#### Objective A:
In the Chavez excerpt, why does Chavez want all proposed changes put to a popular referendum? Answer in one to three sentences.
#### Objective B:
Please answer these questions on the Chavez excerpt, one line each:
(i) How many parties joined with the MVR in December to reelect Chavez?
(ii) When were the Communal Councils created, and by what law?
(iii) How much will the Intergovernmental Fund for Decentralization distribute to the Councils in 2007?
#### Objective C:
Carry on the Chavez excerpt from the point where it stops.

#### Excerpted text:
Chavez began his new term with the formation of a new unity party called the United Socialist Party of Venezuela (PSUV) to “construct socialism from below,” built “from the base” in communities, patrols, battalions, squadrons, neighborhoods “to carry out the battle of ideas for the socialist project (to) build Venezuelan socialism.” He wants it to be an “original Venezuelan model” to become the most democratic in Venezuela’s history and include a coalition of many smaller parties along with his former Movement for the Fifth Republic (MVR) party that completed its work and “must now pass into history.”
In December, 23 parties joined with the MVR to reelect Chavez, including three major ones that can add strength and credibility to the PSUV – For Social Democracy (PODEMOS), Homeland For All (PPT), and the Communist Party of Venezuela (PCV). The inclusion of all or most allied parties in the new PSUV will be a step toward building a foundational unity to address the agenda ahead – building 21st century socialism using state revenues to benefit people in new and innovative ways. Chavez wants to reform the constitution, eliminate a two-term presidential limit, and institute new progressive changes giving more power to people at the grass roots the way democracy should work.
He also wants to transform the country’s economic model believing it’s “fundamental (to do) if we wish to build a true socialism (therefore) we must socialize the economy (including the land and create) a new productive model.” He wants all proposed changes submitted to popular referendum so Venezuelans decide on them, not politicians. That’s how it should be in a participatory democracy from the bottom up Chavez says must “transcend the local framework (to achieve) “a sort of regional federation of Communal Councils.”
There are 16,000 of them already organized across the country dealing with local issues, each with 200 – 400 families, and that number is expected to grow to 21,000 by year end 2007. “They are the key to peoples’ power,” Chavez stressed, and he sees them as the embryo of a new state driven by the PSUV.
Communal Councils are central to Chavez’s plan for people empowerment. They were created in April, 2006 with the passage of the Communal Council Law. Once fully in place and operational, they’ll represent true participatory democracy unimaginable in the US now governed from the top down by authoritarian rule allowing no deviation from established policies people have no say on and often don’t know exist.
Councils work the opposite way. They’re to deal with all community issues in local umbrella groups addressing matters of health, education, agriculture, housing and all other functions handled up to now by Social Missions and Urban Land Committees. They represent grass roots democracy in action giving them muscle and meaning and are administered by the Intergovernmental Fund for Decentralization that will distribute $5 billion to them in 2007 or more than triple the $1.5 billion allocated in 2006. Additionally, Chavez hopes $7 billion more will be put in the Venezuelan National Development Fund for industrial development use.
US Corporate Media Assaults Against Hugo Chavez
In an earlier article, this writer addressed how Venezuela’s corporate media relentlessly beats up on Hugo Chavez to a degree unimaginable most anywhere else. The US corporate media never lets up either as evidenced on January 24 by New York Times correspondent Simon Romero’s report from Caracas. He referred to the Councils as a plan to construct “socialist cities….to be settled in part by cramped city dwellers in Caracas and Maracaibo.” He added: “Some of Mr. Chavez’s critics compare the project to (1970s Cambodian Khmer Rouge leader) Pol Pot’s emptying of Phnom Penh in his bloody effort to remake Cambodian society in the 1970s.”

#### Data records:
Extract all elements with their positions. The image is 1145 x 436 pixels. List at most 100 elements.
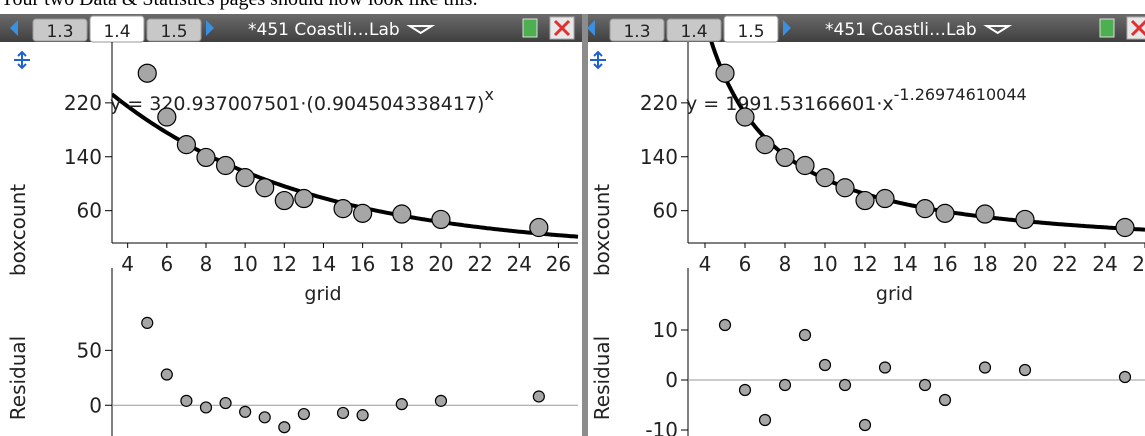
tab[interactable] <box>146 18 202 42</box>
battery-icon <box>1099 18 1115 38</box>
equation-part: ·( <box>300 93 313 115</box>
data-point <box>199 401 213 414</box>
data-point <box>915 199 935 219</box>
data-point <box>356 409 369 422</box>
data-point <box>160 368 173 381</box>
equation-part: ·x <box>876 93 893 115</box>
data-point <box>353 203 373 223</box>
data-point <box>434 394 448 407</box>
equation-part: -1.26974610044 <box>894 85 1027 104</box>
data-point <box>235 168 255 188</box>
x-axis-label: grid <box>876 283 913 305</box>
data-point <box>196 147 216 168</box>
data-point <box>297 407 310 421</box>
x-tick-label: 26 <box>1132 252 1145 276</box>
data-point <box>818 358 832 372</box>
data-point <box>935 203 955 223</box>
nav-right[interactable] <box>206 20 214 36</box>
x-tick-label: 4 <box>121 252 134 276</box>
x-tick-label: 14 <box>892 252 917 276</box>
data-point <box>718 318 732 332</box>
data-point <box>141 316 154 330</box>
x-tick-label: 8 <box>200 252 213 276</box>
y-tick-label: 60 <box>77 199 102 223</box>
tab-label[interactable]: 1.3 <box>623 22 650 42</box>
data-point <box>735 107 755 127</box>
data-point <box>239 405 252 418</box>
nav-left[interactable] <box>10 20 18 36</box>
x-tick-label: 8 <box>779 252 792 276</box>
tab-label[interactable]: 1.5 <box>737 22 764 42</box>
x-tick-label: 6 <box>739 252 752 276</box>
equation-part: ) <box>477 93 484 115</box>
close-icon[interactable] <box>1130 19 1145 37</box>
data-point <box>1118 370 1132 384</box>
data-point <box>274 190 294 211</box>
data-point <box>333 199 353 219</box>
x-tick-label: 26 <box>546 252 571 276</box>
data-point <box>219 396 232 410</box>
data-point <box>255 178 275 198</box>
close-button[interactable] <box>1126 16 1145 40</box>
tab-label[interactable]: 1.3 <box>46 22 73 42</box>
dropdown-icon[interactable] <box>406 25 436 35</box>
data-point <box>532 390 545 403</box>
document-title[interactable]: *451 Coastli…Lab <box>825 20 977 40</box>
data-point <box>278 421 291 434</box>
x-tick-label: 10 <box>232 252 257 276</box>
x-tick-label: 20 <box>1012 252 1037 276</box>
data-point <box>738 383 752 397</box>
y-axis-label: Residual <box>6 336 30 420</box>
data-point <box>395 398 408 411</box>
data-point <box>1015 209 1035 230</box>
x-tick-label: 24 <box>1092 252 1117 276</box>
x-tick-label: 4 <box>699 252 712 276</box>
tab-label[interactable]: 1.5 <box>160 22 187 42</box>
tab[interactable] <box>723 15 779 43</box>
axis-icon[interactable] <box>590 50 606 70</box>
y-axis-label: Residual <box>590 336 614 420</box>
x-axis-label: grid <box>304 283 341 305</box>
x-tick-label: 10 <box>812 252 837 276</box>
tab-label[interactable]: 1.4 <box>103 22 130 42</box>
data-point <box>755 135 775 155</box>
y-axis-label: boxcount <box>590 184 614 276</box>
document-title[interactable]: *451 Coastli…Lab <box>248 20 400 40</box>
fit-equation: y = 320.937007501·(0.904504338417)x <box>110 85 494 115</box>
y-tick-label: 220 <box>640 91 678 115</box>
y-axis-label: boxcount <box>6 184 30 276</box>
tab-label[interactable]: 1.4 <box>680 22 707 42</box>
y-tick-label: 10 <box>653 318 678 342</box>
divider <box>582 14 588 436</box>
data-point <box>529 217 549 238</box>
data-point <box>157 107 177 127</box>
data-point <box>215 155 236 176</box>
data-point <box>775 147 795 168</box>
y-tick-label: 220 <box>64 91 102 115</box>
x-tick-label: 18 <box>972 252 997 276</box>
close-icon[interactable] <box>553 19 571 37</box>
tab[interactable] <box>666 18 722 42</box>
data-point <box>176 135 197 155</box>
x-tick-label: 20 <box>428 252 453 276</box>
data-point <box>978 361 992 374</box>
dropdown-icon[interactable] <box>983 25 1013 35</box>
axis-icon[interactable] <box>14 50 30 70</box>
data-point <box>258 411 271 424</box>
data-point <box>878 361 892 374</box>
data-point <box>815 168 835 188</box>
tab[interactable] <box>32 18 88 42</box>
y-tick-label: 60 <box>653 199 678 223</box>
x-tick-label: 12 <box>272 252 297 276</box>
y-tick-label: 0 <box>89 393 102 417</box>
x-tick-label: 12 <box>852 252 877 276</box>
fit-equation: y = 1991.53166601·x-1.26974610044 <box>686 85 1027 115</box>
nav-left[interactable] <box>587 20 595 36</box>
nav-right[interactable] <box>783 20 791 36</box>
tab[interactable] <box>89 15 145 43</box>
tab[interactable] <box>609 18 665 42</box>
data-point <box>392 204 412 224</box>
x-tick-label: 22 <box>1052 252 1077 276</box>
data-point <box>294 188 314 209</box>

#### Final answer A:
Chavez wants the proposed changes submitted to popular referendum so that Venezuelans, not politicians, decide on them. The text says that is how it should be in a participatory democracy built from the bottom up.

#### Final answer B:
(i) 23 parties.
(ii) In April 2006, with the passage of the Communal Council Law.
(iii) $5 billion.

#### Final answer C:
Romero’s anti-Chavez polemic went further with inferences of authoritarianism, anti-semitism, equating him with (Libyan strongman) Muammar el-Qaddafi and accusing him of masking an opposition to liberal democracy beneath the facade of his “socialist ramblings” with a climactic final outrageous comment that most Venezuelans voted for Chavez “because (they) wanted a dictatorship.”
This kind of slander actually gets printed in the so-called “newspaper of record” with “All The News That’s Fit To Print” that has muscle and clout. Its reports get instant recognition and echoing throughout America’s dominant media eager to pick up on and trumpet the most outlandish misinformation and distortions from the most influential publication on the planet. The NYT and entire corporate media in both countries play fast and loose with facts they never report unless they conform to their ideological view supporting power and privilege with the public being damned.
What they ignore about Chavez stands what they do on its head. It’s his vision of participatory democracy rooted throughout the country in communities that the NYT portrays as potentially bloody communist takeover and population purging with implications of Pol Pot’s Cambodian nightmare regime three decades ago. This is typical Times yellow journalism in its quasi-official state ministry of information and propaganda role meaning all of its reports should be viewed with grave suspicion or just dismissed.
So should Time Magazine’s with its strident attack articles using language like “The Venezuelan strongman lurches even closer to one-party….one-man rule roiling democratic waters” (and Chavez is) “Stifling Dissent in Venezuela” also asking “Is Chavez Becoming Castro?” The articles refer to Chavez’s nationalization plans, his new “enabling law” authority, and his government plan to control the Central Bank replacing a private banking cartel doing it for profit the way it works detrimentally in the US and West. Time’s writers skip over inconvenient facts including how Chavez serves his people in full conformity to Venezuelan law unlike how Washington pols are bought, paid for and in office for the privileged alone including for the directors of Time’s parent company, media giant Time Warner.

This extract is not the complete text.